▶ 課題の内容: 「Patent image size: (1114, 879).」を含む行から始め、「The inlet 14 is at (1005, 362).」を含む行で終えるまでの各行を、一字も変えずに書き写すこと。

▶ 提供資料:
----------------

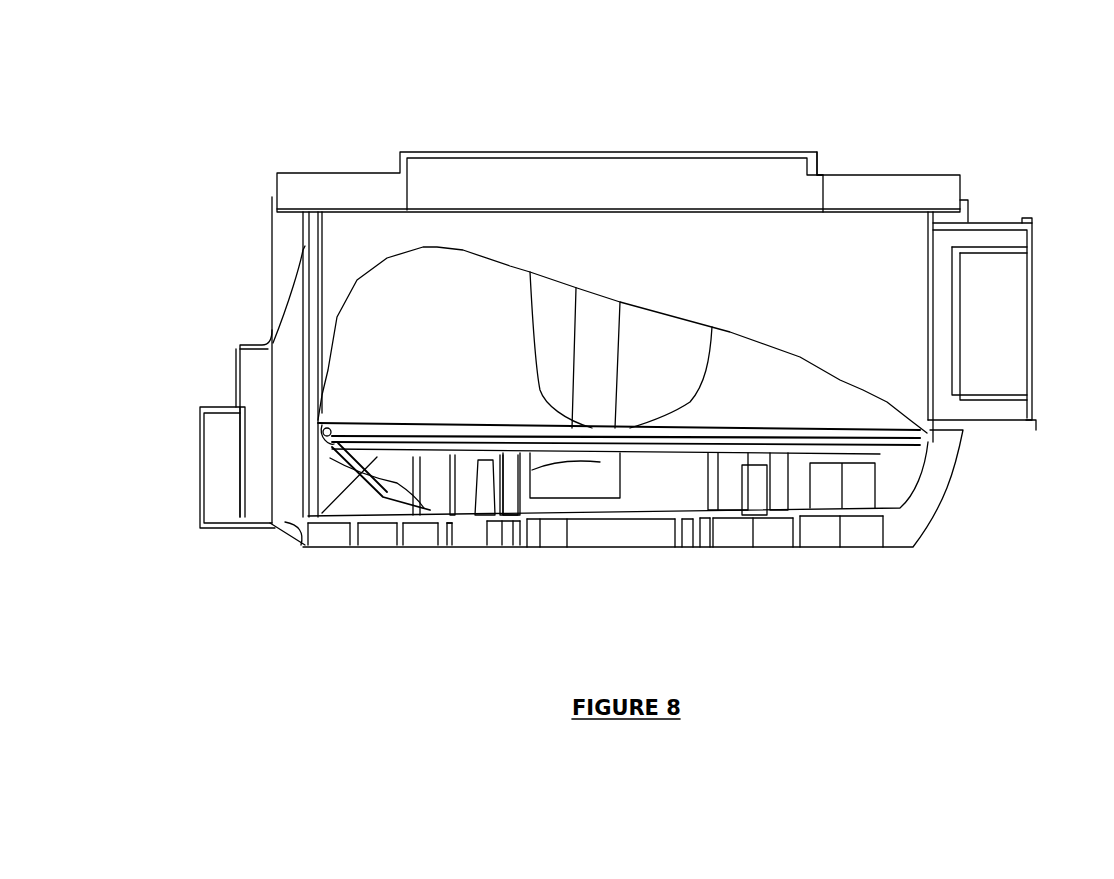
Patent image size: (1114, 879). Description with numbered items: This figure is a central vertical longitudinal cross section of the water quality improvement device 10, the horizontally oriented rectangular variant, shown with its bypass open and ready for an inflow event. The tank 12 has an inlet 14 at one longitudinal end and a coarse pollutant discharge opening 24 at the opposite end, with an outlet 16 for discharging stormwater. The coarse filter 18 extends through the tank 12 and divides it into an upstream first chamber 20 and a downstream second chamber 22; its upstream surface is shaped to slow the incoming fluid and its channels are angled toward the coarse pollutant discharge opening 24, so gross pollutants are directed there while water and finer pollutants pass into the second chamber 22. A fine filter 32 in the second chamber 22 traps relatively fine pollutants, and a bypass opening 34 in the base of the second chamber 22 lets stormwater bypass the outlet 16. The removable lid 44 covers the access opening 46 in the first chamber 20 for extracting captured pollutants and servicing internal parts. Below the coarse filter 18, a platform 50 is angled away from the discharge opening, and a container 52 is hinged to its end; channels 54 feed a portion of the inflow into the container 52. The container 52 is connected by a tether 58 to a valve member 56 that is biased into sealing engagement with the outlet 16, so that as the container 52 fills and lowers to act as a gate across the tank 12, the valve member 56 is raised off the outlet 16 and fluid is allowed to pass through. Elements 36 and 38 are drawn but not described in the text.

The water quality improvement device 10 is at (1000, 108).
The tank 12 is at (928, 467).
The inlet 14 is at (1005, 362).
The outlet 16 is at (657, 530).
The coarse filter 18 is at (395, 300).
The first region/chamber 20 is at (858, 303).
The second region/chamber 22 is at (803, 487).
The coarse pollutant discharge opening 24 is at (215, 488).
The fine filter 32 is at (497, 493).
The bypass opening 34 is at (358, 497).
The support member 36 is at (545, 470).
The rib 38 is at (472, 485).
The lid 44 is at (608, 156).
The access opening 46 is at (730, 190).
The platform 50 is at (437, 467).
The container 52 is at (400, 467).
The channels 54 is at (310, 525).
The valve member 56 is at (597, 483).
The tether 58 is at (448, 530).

----------------

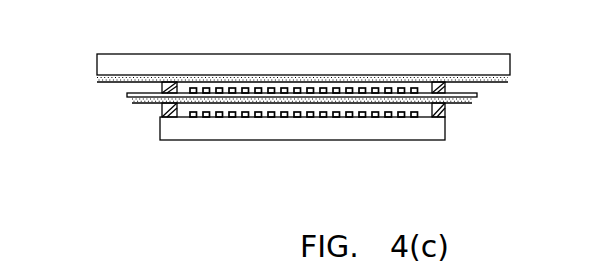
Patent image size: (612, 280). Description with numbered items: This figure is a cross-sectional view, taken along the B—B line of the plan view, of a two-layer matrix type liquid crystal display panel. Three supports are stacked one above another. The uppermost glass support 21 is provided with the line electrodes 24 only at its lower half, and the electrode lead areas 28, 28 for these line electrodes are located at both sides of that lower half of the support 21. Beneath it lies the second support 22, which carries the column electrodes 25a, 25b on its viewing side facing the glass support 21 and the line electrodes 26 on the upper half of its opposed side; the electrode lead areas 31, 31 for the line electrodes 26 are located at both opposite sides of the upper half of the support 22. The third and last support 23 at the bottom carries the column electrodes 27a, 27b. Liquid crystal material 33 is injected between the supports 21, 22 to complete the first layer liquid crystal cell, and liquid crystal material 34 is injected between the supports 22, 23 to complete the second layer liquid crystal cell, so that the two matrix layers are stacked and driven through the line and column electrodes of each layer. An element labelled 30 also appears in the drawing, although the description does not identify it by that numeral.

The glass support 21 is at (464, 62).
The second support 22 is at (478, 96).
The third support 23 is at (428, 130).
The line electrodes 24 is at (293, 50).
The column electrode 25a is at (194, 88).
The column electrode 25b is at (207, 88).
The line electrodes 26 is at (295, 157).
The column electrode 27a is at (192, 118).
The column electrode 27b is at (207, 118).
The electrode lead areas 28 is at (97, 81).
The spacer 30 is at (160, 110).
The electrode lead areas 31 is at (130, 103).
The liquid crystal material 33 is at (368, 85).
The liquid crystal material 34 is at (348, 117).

----------------

▶ 解答:
Patent image size: (1114, 879). Description with numbered items: This figure is a central vertical longitudinal cross section of the water quality improvement device 10, the horizontally oriented rectangular variant, shown with its bypass open and ready for an inflow event. The tank 12 has an inlet 14 at one longitudinal end and a coarse pollutant discharge opening 24 at the opposite end, with an outlet 16 for discharging stormwater. The coarse filter 18 extends through the tank 12 and divides it into an upstream first chamber 20 and a downstream second chamber 22; its upstream surface is shaped to slow the incoming fluid and its channels are angled toward the coarse pollutant discharge opening 24, so gross pollutants are directed there while water and finer pollutants pass into the second chamber 22. A fine filter 32 in the second chamber 22 traps relatively fine pollutants, and a bypass opening 34 in the base of the second chamber 22 lets stormwater bypass the outlet 16. The removable lid 44 covers the access opening 46 in the first chamber 20 for extracting captured pollutants and servicing internal parts. Below the coarse filter 18, a platform 50 is angled away from the discharge opening, and a container 52 is hinged to its end; channels 54 feed a portion of the inflow into the container 52. The container 52 is connected by a tether 58 to a valve member 56 that is biased into sealing engagement with the outlet 16, so that as the container 52 fills and lowers to act as a gate across the tank 12, the valve member 56 is raised off the outlet 16 and fluid is allowed to pass through. Elements 36 and 38 are drawn but not described in the text.

The water quality improvement device 10 is at (1000, 108).
The tank 12 is at (928, 467).
The inlet 14 is at (1005, 362).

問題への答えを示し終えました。